KUTIPAN PILIHAN:
Hubungan bisnis kian semakin luas dengan banyaknya
investor atau rekanan asing yang bekerjasama dengan para pengusaha di
Indonesia. Tentunya dalam membuat perjanjian antar orang yang berbeda negara
akan terdapat kendala pada satu titik yakni “bahasa apa yang digunakan didalam
perjanjian”. Bahkan di Indonesia ada beberapa orang atau badan hukum yang
membuat perjanjian justru menggunakan bahasa asing selain bahasa Indonesia.
Biasanya perjanjian yang dilakukan oleh orang Indonesia dengan orang asing akan
menggunakan bahasa Inggris didalam perjanjiannya. Akan tetapi apakah
menggunakan bahasa asing/ bahasa inggris tanpa ada bahasa Indonesianya akan
diakui di Negara Indonesia?
Kewajiban
menggunakan bahasa Indonesia
Bahasa Indonesia berdasarkan Pasal 1 angka (2)

SOAL SINGKAT A: Tuliskan kembali tanpa perubahan baris-baris pada entri kotak pembatas, mulai dari baris pertama hingga baris yang memuat "row-layer: Glasgow Village, Mo., suburb".

Entri kotak pembatas:
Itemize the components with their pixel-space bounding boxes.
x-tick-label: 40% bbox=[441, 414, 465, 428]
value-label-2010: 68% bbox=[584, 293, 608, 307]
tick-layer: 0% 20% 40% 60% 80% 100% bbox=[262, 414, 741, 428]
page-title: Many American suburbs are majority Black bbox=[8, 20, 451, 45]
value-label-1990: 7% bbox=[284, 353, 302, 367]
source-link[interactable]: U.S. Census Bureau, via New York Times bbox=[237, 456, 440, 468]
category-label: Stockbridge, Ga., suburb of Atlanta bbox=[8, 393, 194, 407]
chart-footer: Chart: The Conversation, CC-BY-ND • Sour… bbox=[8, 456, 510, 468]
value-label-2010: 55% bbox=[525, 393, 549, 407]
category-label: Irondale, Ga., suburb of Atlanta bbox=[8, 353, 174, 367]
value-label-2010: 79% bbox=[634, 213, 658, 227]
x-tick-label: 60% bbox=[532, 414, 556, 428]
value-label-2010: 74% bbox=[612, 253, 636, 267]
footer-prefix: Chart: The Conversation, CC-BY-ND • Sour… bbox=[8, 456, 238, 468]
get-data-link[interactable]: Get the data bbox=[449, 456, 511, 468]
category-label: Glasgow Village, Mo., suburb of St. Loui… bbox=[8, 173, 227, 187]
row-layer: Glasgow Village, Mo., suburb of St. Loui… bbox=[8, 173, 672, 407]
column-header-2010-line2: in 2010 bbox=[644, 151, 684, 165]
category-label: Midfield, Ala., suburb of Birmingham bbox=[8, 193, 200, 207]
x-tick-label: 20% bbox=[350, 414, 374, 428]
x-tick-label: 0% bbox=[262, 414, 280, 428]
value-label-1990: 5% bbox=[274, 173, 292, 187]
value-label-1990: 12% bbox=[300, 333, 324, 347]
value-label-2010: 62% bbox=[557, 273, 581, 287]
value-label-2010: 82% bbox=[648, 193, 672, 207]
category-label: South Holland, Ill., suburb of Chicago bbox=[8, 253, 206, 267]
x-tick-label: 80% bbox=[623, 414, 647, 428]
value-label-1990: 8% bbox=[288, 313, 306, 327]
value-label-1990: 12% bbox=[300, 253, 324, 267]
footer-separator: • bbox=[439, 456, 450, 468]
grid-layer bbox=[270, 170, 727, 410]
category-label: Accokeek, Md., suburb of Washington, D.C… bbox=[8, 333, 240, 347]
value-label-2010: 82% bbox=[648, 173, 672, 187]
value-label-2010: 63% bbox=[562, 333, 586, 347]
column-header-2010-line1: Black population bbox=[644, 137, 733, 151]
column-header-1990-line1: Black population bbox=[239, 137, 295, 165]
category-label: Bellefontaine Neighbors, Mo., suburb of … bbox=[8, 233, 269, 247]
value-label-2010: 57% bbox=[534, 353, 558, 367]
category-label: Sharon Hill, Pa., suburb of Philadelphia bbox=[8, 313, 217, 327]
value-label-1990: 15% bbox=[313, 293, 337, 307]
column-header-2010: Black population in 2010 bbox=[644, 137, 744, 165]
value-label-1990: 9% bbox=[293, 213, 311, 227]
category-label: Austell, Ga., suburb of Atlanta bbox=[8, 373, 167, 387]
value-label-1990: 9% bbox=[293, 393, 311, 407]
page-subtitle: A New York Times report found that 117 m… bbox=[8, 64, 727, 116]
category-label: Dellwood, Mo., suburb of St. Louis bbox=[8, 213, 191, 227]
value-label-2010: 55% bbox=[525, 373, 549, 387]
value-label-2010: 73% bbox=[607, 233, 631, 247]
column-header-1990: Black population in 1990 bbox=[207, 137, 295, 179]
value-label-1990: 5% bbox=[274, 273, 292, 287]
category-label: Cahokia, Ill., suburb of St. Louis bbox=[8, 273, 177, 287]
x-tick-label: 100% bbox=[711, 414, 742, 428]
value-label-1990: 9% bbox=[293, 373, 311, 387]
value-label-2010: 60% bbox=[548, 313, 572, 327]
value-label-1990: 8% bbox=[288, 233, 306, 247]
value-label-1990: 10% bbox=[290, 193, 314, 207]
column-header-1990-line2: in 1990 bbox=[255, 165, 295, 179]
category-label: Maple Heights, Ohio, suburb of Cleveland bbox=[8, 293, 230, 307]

SOAL SINGKAT B: Menurut kutipan tentang bahasa dalam perjanjian, bahasa apa yang biasanya dipakai dalam perjanjian antara orang Indonesia dan orang asing?

JAWABAN AKHIR A:
Itemize the components with their pixel-space bounding boxes.
x-tick-label: 40% bbox=[441, 414, 465, 428]
value-label-2010: 68% bbox=[584, 293, 608, 307]
tick-layer: 0% 20% 40% 60% 80% 100% bbox=[262, 414, 741, 428]
page-title: Many American suburbs are majority Black bbox=[8, 20, 451, 45]
value-label-1990: 7% bbox=[284, 353, 302, 367]
source-link[interactable]: U.S. Census Bureau, via New York Times bbox=[237, 456, 440, 468]
category-label: Stockbridge, Ga., suburb of Atlanta bbox=[8, 393, 194, 407]
chart-footer: Chart: The Conversation, CC-BY-ND • Sour… bbox=[8, 456, 510, 468]
value-label-2010: 55% bbox=[525, 393, 549, 407]
category-label: Irondale, Ga., suburb of Atlanta bbox=[8, 353, 174, 367]
value-label-2010: 79% bbox=[634, 213, 658, 227]
x-tick-label: 60% bbox=[532, 414, 556, 428]
value-label-2010: 74% bbox=[612, 253, 636, 267]
footer-prefix: Chart: The Conversation, CC-BY-ND • Sour… bbox=[8, 456, 238, 468]
get-data-link[interactable]: Get the data bbox=[449, 456, 511, 468]
category-label: Glasgow Village, Mo., suburb of St. Loui… bbox=[8, 173, 227, 187]
row-layer: Glasgow Village, Mo., suburb of St. Loui… bbox=[8, 173, 672, 407]

JAWABAN AKHIR B: Bahasa Inggris.